Provided data —
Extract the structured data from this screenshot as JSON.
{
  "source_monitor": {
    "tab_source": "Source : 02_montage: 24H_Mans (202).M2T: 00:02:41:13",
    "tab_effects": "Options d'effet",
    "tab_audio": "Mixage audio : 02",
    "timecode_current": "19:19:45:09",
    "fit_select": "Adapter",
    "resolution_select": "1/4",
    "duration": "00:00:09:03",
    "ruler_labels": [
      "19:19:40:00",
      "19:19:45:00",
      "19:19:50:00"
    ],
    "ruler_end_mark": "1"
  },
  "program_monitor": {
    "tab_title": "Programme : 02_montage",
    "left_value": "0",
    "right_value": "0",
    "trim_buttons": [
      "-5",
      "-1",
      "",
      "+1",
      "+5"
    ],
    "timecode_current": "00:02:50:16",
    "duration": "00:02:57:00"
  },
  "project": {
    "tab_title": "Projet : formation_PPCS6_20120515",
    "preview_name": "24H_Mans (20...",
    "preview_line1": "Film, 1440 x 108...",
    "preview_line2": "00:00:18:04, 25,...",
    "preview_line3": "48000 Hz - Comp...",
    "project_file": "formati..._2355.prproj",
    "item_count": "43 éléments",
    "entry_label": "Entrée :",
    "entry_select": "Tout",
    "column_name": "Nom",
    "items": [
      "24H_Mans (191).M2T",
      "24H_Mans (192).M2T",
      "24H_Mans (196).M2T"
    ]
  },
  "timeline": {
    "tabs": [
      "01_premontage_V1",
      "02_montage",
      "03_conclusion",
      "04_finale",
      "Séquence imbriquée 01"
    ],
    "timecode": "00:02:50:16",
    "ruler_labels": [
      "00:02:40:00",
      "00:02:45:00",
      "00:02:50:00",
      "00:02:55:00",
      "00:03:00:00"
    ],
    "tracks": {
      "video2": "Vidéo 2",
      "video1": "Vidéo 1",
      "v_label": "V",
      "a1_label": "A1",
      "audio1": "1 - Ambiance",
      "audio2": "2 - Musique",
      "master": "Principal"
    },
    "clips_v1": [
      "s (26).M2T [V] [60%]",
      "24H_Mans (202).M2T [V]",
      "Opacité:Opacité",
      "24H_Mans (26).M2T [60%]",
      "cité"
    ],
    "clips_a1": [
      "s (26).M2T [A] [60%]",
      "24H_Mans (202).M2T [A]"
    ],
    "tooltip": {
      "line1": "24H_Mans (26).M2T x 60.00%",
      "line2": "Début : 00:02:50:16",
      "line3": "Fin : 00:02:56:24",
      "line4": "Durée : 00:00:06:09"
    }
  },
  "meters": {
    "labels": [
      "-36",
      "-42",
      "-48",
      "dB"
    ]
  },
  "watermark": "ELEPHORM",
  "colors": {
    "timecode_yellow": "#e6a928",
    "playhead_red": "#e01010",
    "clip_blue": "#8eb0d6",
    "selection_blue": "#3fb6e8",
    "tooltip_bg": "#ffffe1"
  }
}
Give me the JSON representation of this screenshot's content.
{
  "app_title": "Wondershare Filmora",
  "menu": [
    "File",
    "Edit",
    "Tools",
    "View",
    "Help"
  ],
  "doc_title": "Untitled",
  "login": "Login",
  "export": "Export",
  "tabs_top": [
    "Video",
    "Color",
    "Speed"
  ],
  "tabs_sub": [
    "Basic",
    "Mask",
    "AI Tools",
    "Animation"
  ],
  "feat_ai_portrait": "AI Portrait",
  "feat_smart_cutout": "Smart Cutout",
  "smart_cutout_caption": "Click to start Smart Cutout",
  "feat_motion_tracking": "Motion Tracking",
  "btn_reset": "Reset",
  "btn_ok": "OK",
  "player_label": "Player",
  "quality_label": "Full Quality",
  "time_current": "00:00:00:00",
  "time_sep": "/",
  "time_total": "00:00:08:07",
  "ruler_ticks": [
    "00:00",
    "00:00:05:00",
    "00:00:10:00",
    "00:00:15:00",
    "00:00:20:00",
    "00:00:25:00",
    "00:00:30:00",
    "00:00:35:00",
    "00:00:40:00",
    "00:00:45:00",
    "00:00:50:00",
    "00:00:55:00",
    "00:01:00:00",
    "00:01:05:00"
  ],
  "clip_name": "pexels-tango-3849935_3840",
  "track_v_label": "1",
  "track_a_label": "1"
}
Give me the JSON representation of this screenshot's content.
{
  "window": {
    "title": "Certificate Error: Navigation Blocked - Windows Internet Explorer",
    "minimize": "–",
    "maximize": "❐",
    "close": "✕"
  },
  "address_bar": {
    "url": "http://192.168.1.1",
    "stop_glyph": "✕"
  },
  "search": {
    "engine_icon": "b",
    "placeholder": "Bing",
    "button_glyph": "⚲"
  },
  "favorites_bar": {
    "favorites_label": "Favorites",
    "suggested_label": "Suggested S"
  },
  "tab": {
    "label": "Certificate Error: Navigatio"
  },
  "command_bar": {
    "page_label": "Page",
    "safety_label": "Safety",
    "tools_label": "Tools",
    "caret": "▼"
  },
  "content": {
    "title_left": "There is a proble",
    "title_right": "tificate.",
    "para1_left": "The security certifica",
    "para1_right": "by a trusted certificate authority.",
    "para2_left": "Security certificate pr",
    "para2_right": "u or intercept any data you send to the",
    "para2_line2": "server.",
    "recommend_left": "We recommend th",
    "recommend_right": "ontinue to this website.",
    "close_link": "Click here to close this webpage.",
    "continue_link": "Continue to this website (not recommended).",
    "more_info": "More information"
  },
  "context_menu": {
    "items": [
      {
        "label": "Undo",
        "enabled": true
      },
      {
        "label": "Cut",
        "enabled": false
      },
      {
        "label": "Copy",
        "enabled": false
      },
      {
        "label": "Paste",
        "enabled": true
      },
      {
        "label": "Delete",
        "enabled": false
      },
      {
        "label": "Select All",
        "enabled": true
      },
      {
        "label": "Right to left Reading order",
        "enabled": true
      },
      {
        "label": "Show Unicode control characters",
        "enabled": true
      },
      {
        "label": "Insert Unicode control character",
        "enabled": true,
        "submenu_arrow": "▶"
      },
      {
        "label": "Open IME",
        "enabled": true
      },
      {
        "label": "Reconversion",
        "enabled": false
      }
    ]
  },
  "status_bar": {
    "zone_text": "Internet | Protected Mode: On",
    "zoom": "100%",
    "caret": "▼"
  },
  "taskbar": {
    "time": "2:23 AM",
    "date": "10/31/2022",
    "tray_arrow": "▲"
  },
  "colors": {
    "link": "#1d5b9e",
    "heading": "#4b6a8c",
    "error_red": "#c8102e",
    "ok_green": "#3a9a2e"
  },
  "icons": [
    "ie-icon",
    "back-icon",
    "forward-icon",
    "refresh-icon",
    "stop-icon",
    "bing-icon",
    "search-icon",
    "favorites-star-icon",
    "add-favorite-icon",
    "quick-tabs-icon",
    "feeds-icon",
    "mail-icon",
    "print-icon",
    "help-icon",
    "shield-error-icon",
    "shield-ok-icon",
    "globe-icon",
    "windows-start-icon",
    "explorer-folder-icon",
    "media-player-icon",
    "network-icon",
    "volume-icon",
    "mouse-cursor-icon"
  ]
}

Set exercise —
Gather every line containing the word "Internet" and copy it.

Task response —
    "title": "Certificate Error: Navigation Blocked - Windows Internet Explorer",
    "zone_text": "Internet | Protected Mode: On",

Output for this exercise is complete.